PROBLEM STATEMENT | Check every line of the material below for the string "JSON", and return the ones that have it.

---------- DATA TO PROCESS ----------

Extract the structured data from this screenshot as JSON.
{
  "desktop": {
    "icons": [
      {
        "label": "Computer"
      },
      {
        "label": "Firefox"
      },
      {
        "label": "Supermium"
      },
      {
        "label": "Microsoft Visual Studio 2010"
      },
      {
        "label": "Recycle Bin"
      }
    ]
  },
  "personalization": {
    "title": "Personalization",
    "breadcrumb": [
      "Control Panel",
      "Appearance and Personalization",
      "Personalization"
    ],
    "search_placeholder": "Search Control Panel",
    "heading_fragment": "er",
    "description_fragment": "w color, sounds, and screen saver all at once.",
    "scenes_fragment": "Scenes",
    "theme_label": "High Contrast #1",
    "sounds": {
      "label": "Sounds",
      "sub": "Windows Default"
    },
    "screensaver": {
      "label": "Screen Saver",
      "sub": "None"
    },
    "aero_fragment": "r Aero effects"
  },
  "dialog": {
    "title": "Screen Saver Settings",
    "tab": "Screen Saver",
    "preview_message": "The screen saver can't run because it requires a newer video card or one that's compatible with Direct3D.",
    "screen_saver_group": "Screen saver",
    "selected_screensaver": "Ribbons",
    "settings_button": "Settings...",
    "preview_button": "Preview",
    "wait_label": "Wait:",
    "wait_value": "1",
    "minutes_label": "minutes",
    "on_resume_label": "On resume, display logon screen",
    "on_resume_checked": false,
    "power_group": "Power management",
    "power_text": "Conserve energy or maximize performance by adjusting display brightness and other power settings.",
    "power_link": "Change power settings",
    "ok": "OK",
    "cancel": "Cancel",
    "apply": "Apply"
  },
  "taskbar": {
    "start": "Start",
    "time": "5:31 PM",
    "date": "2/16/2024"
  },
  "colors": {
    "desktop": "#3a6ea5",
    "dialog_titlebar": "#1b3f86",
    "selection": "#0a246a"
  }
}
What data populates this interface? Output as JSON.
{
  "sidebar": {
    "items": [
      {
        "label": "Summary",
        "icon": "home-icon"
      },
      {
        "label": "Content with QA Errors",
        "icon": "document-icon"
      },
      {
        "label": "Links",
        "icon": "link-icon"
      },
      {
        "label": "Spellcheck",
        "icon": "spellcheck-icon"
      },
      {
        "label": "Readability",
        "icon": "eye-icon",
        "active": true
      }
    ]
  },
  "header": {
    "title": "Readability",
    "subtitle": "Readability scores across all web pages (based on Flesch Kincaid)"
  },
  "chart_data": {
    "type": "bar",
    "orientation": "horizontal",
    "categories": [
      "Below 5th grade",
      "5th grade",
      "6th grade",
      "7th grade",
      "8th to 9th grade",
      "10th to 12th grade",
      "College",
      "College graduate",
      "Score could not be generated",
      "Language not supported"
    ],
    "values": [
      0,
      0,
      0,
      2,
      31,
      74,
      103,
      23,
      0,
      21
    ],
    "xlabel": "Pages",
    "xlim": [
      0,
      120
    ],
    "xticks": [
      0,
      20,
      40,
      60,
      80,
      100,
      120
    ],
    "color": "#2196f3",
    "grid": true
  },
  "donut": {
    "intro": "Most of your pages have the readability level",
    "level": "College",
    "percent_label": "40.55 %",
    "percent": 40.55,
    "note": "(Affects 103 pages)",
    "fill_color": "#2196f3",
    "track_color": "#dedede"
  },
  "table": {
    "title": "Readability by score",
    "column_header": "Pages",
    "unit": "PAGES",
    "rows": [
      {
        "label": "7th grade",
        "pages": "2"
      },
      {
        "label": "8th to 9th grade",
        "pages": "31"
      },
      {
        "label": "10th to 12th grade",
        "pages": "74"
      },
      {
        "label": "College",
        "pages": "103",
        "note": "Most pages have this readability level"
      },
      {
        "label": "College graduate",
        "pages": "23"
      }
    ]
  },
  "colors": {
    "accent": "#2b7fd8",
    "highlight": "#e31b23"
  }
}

----------

TASK RESPONSE |
Extract the structured data from this screenshot as JSON.
What data populates this interface? Output as JSON.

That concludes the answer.